===== LISTED ENTRIES =====

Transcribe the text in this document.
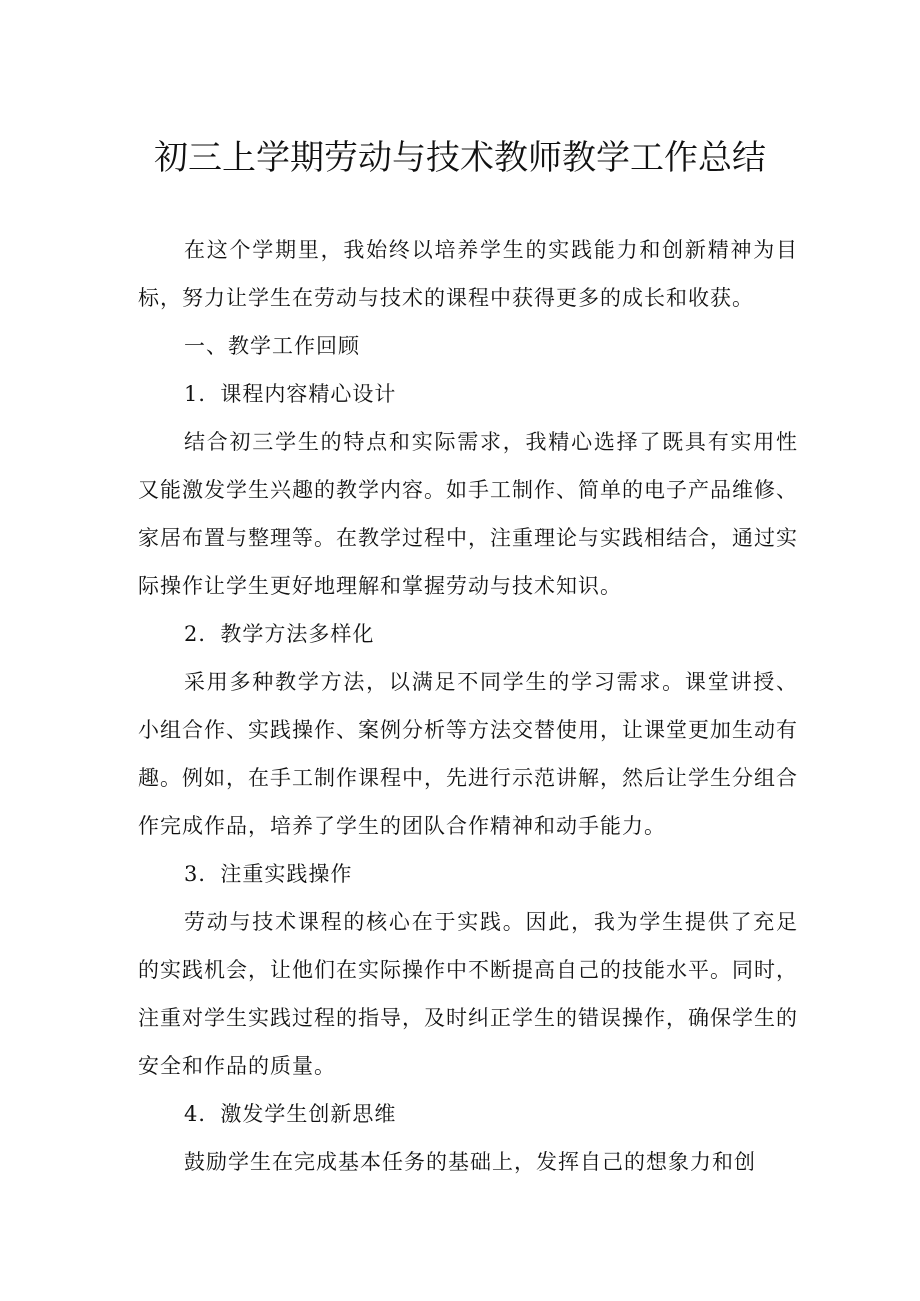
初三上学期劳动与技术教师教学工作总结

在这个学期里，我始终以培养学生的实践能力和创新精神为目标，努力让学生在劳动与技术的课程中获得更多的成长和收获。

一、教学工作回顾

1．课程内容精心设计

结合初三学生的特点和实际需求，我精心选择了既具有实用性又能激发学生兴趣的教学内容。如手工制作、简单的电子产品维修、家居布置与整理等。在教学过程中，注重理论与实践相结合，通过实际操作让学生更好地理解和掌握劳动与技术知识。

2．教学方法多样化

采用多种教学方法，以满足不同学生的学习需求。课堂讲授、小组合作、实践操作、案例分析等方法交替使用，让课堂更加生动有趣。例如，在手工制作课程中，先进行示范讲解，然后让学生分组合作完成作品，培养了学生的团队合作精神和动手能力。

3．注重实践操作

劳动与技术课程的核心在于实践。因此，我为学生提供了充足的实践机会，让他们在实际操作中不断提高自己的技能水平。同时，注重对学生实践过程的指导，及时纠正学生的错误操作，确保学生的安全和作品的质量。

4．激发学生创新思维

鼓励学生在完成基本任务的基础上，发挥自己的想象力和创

=====

PROBLEM REQUIREMENTS: Omit every picture, and otherwise quote the entries exactly.

SOLUTION TO THIS EXERCISE:
Transcribe the text in this document.
初三上学期劳动与技术教师教学工作总结

在这个学期里，我始终以培养学生的实践能力和创新精神为目标，努力让学生在劳动与技术的课程中获得更多的成长和收获。

一、教学工作回顾

1．课程内容精心设计

结合初三学生的特点和实际需求，我精心选择了既具有实用性又能激发学生兴趣的教学内容。如手工制作、简单的电子产品维修、家居布置与整理等。在教学过程中，注重理论与实践相结合，通过实际操作让学生更好地理解和掌握劳动与技术知识。

2．教学方法多样化

采用多种教学方法，以满足不同学生的学习需求。课堂讲授、小组合作、实践操作、案例分析等方法交替使用，让课堂更加生动有趣。例如，在手工制作课程中，先进行示范讲解，然后让学生分组合作完成作品，培养了学生的团队合作精神和动手能力。

3．注重实践操作

劳动与技术课程的核心在于实践。因此，我为学生提供了充足的实践机会，让他们在实际操作中不断提高自己的技能水平。同时，注重对学生实践过程的指导，及时纠正学生的错误操作，确保学生的安全和作品的质量。

4．激发学生创新思维

鼓励学生在完成基本任务的基础上，发挥自己的想象力和创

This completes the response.